## What to work on
Go through the records and copy each line where the word "text" occurs.

::: Extracted material

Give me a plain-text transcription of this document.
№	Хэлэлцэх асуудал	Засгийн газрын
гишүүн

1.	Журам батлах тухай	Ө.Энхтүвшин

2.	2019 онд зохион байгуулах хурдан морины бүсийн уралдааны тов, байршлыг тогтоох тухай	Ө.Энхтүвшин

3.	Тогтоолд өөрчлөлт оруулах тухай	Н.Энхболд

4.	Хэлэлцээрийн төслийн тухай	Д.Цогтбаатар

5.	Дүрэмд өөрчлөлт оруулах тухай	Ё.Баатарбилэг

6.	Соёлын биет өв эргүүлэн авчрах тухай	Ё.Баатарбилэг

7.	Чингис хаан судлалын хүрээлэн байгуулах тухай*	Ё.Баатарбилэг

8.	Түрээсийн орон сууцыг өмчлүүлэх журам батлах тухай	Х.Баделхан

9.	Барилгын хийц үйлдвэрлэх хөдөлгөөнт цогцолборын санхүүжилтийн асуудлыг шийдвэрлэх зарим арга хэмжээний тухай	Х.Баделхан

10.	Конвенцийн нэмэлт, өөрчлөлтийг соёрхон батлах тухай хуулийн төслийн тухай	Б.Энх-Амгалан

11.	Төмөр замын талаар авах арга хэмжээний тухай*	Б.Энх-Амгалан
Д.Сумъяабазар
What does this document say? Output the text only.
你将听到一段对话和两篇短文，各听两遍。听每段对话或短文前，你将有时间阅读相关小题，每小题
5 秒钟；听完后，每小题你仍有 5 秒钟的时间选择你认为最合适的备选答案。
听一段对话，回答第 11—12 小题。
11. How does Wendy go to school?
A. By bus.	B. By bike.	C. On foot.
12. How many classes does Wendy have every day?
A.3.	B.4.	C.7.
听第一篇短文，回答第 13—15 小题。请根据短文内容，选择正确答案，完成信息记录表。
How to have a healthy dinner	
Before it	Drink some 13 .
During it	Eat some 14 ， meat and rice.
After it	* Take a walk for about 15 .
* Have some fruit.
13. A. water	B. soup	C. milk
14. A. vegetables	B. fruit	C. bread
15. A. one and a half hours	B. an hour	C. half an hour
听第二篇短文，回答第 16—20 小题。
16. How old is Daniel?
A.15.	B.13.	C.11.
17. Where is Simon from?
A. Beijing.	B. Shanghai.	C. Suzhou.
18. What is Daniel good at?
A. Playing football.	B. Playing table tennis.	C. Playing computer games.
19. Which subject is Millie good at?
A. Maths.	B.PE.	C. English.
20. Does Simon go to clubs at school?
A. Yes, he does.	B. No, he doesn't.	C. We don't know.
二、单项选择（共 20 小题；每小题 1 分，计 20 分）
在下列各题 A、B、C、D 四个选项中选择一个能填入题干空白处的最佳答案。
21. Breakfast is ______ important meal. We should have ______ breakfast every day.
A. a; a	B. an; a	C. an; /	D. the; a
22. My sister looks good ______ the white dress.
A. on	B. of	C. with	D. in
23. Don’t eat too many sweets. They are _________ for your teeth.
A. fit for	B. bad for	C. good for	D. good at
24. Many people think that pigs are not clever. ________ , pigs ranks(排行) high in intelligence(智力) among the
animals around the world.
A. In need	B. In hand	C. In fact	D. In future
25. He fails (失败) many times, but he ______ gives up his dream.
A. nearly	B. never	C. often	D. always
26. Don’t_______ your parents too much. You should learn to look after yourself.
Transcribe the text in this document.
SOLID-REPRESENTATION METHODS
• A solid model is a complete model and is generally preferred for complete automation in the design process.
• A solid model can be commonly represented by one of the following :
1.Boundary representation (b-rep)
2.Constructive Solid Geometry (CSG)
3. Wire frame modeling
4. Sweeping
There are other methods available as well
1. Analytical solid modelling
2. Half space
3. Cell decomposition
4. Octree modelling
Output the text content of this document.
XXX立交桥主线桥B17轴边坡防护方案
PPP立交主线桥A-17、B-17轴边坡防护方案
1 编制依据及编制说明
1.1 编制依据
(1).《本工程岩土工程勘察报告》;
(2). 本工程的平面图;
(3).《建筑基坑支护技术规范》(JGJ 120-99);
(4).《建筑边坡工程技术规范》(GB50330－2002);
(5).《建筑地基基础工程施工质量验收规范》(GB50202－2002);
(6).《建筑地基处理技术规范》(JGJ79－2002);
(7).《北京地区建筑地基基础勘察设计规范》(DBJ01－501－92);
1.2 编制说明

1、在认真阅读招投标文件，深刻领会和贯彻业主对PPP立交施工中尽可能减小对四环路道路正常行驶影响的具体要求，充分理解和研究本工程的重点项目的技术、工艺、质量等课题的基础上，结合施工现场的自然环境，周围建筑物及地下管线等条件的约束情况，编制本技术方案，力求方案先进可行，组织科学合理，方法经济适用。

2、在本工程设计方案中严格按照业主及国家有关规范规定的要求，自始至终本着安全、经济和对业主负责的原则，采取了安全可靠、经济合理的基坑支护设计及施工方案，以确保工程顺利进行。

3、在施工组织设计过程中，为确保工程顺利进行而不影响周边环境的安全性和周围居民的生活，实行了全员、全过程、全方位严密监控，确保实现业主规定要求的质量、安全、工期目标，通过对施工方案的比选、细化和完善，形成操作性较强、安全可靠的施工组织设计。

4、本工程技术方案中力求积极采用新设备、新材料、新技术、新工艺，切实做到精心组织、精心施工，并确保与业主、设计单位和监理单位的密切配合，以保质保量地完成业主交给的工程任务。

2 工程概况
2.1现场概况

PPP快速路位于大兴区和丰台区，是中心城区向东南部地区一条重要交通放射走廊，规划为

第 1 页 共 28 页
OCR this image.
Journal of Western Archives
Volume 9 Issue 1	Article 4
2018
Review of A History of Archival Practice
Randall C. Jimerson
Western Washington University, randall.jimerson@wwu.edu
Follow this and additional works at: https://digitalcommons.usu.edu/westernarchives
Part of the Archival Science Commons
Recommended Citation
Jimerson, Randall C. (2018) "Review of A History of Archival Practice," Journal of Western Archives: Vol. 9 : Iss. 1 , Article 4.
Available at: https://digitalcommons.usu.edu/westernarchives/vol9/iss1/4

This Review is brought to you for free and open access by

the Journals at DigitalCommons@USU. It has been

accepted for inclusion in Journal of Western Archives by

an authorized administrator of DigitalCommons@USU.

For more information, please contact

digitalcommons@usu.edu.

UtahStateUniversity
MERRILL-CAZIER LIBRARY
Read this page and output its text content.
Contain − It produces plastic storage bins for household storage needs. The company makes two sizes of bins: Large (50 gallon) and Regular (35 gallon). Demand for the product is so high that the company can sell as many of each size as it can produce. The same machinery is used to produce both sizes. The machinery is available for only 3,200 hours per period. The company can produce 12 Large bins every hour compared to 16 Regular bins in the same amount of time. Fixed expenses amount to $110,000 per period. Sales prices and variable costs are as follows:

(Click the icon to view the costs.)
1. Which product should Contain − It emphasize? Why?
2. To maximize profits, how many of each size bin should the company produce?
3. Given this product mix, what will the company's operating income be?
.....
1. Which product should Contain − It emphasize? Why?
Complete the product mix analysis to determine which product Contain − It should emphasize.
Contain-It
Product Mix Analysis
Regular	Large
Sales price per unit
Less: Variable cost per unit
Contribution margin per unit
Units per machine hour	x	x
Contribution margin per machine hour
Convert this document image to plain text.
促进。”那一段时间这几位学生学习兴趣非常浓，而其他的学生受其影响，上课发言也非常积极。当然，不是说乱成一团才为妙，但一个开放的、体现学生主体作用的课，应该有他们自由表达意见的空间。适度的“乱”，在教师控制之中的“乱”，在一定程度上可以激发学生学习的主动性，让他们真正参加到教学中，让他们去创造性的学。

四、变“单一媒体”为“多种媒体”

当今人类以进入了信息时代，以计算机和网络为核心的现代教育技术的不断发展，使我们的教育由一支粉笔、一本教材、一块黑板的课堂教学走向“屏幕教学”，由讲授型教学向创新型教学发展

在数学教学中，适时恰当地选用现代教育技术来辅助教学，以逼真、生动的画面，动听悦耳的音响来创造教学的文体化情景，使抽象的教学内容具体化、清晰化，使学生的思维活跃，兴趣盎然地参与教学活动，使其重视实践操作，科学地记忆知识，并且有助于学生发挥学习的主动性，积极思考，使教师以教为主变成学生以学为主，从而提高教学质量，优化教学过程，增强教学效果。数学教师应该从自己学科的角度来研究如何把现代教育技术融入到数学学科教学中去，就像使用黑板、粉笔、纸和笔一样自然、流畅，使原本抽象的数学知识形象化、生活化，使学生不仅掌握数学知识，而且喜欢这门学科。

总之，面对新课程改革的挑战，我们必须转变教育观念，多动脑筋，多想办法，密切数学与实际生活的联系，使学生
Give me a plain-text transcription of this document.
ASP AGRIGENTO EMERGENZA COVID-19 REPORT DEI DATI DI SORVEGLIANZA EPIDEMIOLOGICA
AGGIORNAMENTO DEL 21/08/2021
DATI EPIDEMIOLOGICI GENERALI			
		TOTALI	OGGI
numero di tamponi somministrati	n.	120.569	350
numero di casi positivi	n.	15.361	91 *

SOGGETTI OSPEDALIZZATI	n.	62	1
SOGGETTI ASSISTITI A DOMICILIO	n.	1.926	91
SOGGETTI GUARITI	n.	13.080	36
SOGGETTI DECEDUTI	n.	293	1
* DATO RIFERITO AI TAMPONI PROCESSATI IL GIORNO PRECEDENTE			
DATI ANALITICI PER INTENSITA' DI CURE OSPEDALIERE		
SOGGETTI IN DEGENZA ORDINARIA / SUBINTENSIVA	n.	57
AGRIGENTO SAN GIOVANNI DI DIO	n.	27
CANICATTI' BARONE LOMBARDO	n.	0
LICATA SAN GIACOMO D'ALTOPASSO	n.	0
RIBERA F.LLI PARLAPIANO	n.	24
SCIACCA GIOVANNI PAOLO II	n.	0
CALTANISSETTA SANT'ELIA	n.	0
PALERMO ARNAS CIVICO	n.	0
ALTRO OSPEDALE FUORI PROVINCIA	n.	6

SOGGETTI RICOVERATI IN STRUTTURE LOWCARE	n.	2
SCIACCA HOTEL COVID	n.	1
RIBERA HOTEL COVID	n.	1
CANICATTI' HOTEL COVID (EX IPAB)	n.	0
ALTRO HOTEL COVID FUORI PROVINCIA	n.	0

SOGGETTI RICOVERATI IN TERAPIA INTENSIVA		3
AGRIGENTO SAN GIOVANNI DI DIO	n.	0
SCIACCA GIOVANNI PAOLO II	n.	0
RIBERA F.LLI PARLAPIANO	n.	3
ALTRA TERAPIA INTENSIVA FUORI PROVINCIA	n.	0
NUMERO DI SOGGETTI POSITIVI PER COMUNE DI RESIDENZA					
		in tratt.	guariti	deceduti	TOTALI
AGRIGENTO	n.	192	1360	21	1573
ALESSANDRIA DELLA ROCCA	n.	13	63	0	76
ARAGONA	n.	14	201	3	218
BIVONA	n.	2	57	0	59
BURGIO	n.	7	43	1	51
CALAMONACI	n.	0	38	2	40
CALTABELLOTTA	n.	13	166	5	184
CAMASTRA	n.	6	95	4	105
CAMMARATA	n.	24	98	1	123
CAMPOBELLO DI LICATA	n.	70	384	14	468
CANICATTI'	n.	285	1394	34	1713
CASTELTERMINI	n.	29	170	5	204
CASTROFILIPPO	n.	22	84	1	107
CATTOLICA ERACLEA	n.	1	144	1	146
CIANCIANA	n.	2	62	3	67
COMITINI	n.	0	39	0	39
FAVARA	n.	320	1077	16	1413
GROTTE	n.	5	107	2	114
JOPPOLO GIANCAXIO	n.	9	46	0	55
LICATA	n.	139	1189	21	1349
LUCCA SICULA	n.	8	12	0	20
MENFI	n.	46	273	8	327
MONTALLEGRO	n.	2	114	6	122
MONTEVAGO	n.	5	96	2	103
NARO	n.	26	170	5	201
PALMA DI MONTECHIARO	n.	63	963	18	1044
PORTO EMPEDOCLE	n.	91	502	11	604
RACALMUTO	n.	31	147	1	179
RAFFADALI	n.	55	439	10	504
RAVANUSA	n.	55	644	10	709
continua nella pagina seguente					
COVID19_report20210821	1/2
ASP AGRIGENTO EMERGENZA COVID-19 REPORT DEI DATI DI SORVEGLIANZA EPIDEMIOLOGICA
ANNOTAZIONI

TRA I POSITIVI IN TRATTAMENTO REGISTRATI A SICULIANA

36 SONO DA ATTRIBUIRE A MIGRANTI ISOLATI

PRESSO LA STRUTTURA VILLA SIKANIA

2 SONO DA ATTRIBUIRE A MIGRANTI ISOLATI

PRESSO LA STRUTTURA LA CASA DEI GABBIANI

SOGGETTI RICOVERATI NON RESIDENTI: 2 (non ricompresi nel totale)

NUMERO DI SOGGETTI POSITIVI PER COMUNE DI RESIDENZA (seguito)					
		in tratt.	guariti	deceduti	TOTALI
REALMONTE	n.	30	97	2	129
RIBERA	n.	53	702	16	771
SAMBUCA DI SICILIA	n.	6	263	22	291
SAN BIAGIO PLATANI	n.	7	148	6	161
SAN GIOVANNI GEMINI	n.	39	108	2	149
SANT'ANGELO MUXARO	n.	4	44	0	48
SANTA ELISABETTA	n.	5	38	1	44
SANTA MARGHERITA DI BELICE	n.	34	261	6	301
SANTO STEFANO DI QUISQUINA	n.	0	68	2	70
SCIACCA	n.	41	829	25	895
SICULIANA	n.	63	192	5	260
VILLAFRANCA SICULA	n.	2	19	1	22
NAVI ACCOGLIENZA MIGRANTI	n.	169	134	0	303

::::::

## Task response
Give me a plain-text transcription of this document.
What does this document say? Output the text only.
Transcribe the text in this document.
Output the text content of this document.
Read this page and output its text content.
Convert this document image to plain text.
Give me a plain-text transcription of this document.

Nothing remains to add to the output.